**What the task requires**
Find each line holding the word "title" and give the total alone.

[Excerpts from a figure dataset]
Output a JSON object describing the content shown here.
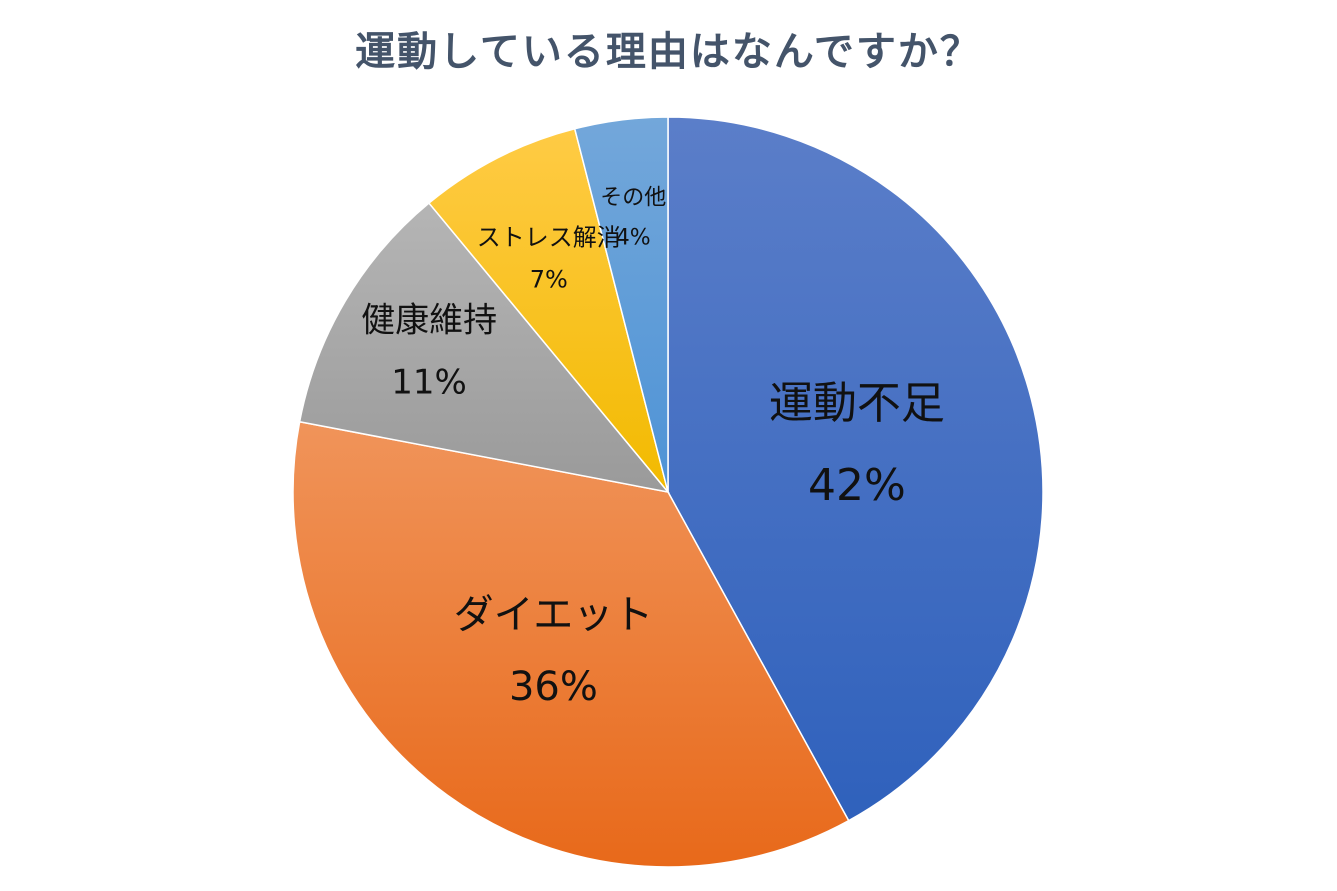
{
  "chart_data": {
    "type": "pie",
    "title": "運動している理由はなんですか？",
    "start_angle_deg": 0,
    "direction": "clockwise",
    "legend": "none",
    "slices": [
      {
        "name": "運動不足",
        "value": 42,
        "label": "42%",
        "color_top": "#5b7ec9",
        "color_bottom": "#2f61bc"
      },
      {
        "name": "ダイエット",
        "value": 36,
        "label": "36%",
        "color_top": "#f0945a",
        "color_bottom": "#e8691a"
      },
      {
        "name": "健康維持",
        "value": 11,
        "label": "11%",
        "color_top": "#b5b5b5",
        "color_bottom": "#9a9a9a"
      },
      {
        "name": "ストレス解消",
        "value": 7,
        "label": "7%",
        "color_top": "#ffcb45",
        "color_bottom": "#f2ba00"
      },
      {
        "name": "その他",
        "value": 4,
        "label": "4%",
        "color_top": "#73a7da",
        "color_bottom": "#4e93d6"
      }
    ]
  }
}
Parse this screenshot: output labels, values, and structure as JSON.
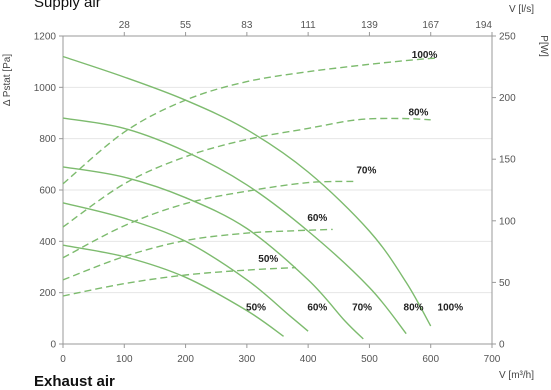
{
  "header": {
    "title": "Supply air"
  },
  "footer": {
    "title": "Exhaust air"
  },
  "chart_data": {
    "type": "line",
    "x_label": "V [m³/h]",
    "x_ticks": [
      0,
      100,
      200,
      300,
      400,
      500,
      600,
      700
    ],
    "x_range": [
      0,
      700
    ],
    "top_axis_label": "V [l/s]",
    "top_ticks": [
      "28",
      "55",
      "83",
      "111",
      "139",
      "167",
      "194"
    ],
    "y_label": "Δ Pstat [Pa]",
    "y_ticks": [
      0,
      200,
      400,
      600,
      800,
      1000,
      1200
    ],
    "y_range": [
      0,
      1200
    ],
    "y2_label": "P[W]",
    "y2_ticks": [
      0,
      50,
      100,
      150,
      200,
      250
    ],
    "y2_range": [
      0,
      250
    ],
    "grid": "horizontal",
    "colors": {
      "curves": "#7dbb6e",
      "grid": "#e6e6e6",
      "axis": "#999999"
    },
    "pressure_series": [
      {
        "name": "100%",
        "points": [
          [
            0,
            1120
          ],
          [
            100,
            1040
          ],
          [
            200,
            950
          ],
          [
            300,
            835
          ],
          [
            400,
            670
          ],
          [
            500,
            440
          ],
          [
            560,
            240
          ],
          [
            600,
            70
          ]
        ]
      },
      {
        "name": "80%",
        "points": [
          [
            0,
            880
          ],
          [
            100,
            840
          ],
          [
            200,
            750
          ],
          [
            300,
            620
          ],
          [
            400,
            440
          ],
          [
            500,
            220
          ],
          [
            560,
            40
          ]
        ]
      },
      {
        "name": "70%",
        "points": [
          [
            0,
            690
          ],
          [
            100,
            650
          ],
          [
            200,
            570
          ],
          [
            300,
            450
          ],
          [
            400,
            250
          ],
          [
            460,
            90
          ],
          [
            490,
            20
          ]
        ]
      },
      {
        "name": "60%",
        "points": [
          [
            0,
            550
          ],
          [
            100,
            490
          ],
          [
            200,
            400
          ],
          [
            300,
            250
          ],
          [
            370,
            110
          ],
          [
            400,
            50
          ]
        ]
      },
      {
        "name": "50%",
        "points": [
          [
            0,
            385
          ],
          [
            100,
            340
          ],
          [
            200,
            260
          ],
          [
            300,
            130
          ],
          [
            360,
            30
          ]
        ]
      }
    ],
    "power_series": [
      {
        "name": "100%",
        "points": [
          [
            0,
            130
          ],
          [
            100,
            172
          ],
          [
            200,
            198
          ],
          [
            300,
            213
          ],
          [
            400,
            221
          ],
          [
            500,
            227
          ],
          [
            580,
            231
          ],
          [
            610,
            232
          ]
        ]
      },
      {
        "name": "80%",
        "points": [
          [
            0,
            95
          ],
          [
            100,
            130
          ],
          [
            200,
            152
          ],
          [
            300,
            166
          ],
          [
            400,
            175
          ],
          [
            480,
            182
          ],
          [
            550,
            183
          ],
          [
            600,
            182
          ]
        ]
      },
      {
        "name": "70%",
        "points": [
          [
            0,
            70
          ],
          [
            100,
            96
          ],
          [
            200,
            114
          ],
          [
            300,
            124
          ],
          [
            400,
            131
          ],
          [
            480,
            132
          ]
        ]
      },
      {
        "name": "60%",
        "points": [
          [
            0,
            52
          ],
          [
            100,
            71
          ],
          [
            200,
            84
          ],
          [
            300,
            90
          ],
          [
            380,
            92
          ],
          [
            440,
            93
          ]
        ]
      },
      {
        "name": "50%",
        "points": [
          [
            0,
            39
          ],
          [
            100,
            49
          ],
          [
            200,
            56
          ],
          [
            300,
            60
          ],
          [
            380,
            62
          ]
        ]
      }
    ],
    "labels": [
      {
        "text": "100%",
        "x": 590,
        "y": 1115
      },
      {
        "text": "80%",
        "x": 580,
        "y": 890
      },
      {
        "text": "70%",
        "x": 495,
        "y": 665
      },
      {
        "text": "60%",
        "x": 415,
        "y": 480
      },
      {
        "text": "50%",
        "x": 335,
        "y": 320
      },
      {
        "text": "50%",
        "x": 315,
        "y": 130
      },
      {
        "text": "60%",
        "x": 415,
        "y": 130
      },
      {
        "text": "70%",
        "x": 488,
        "y": 130
      },
      {
        "text": "80%",
        "x": 572,
        "y": 130
      },
      {
        "text": "100%",
        "x": 632,
        "y": 130
      }
    ]
  }
}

**Task solution**
3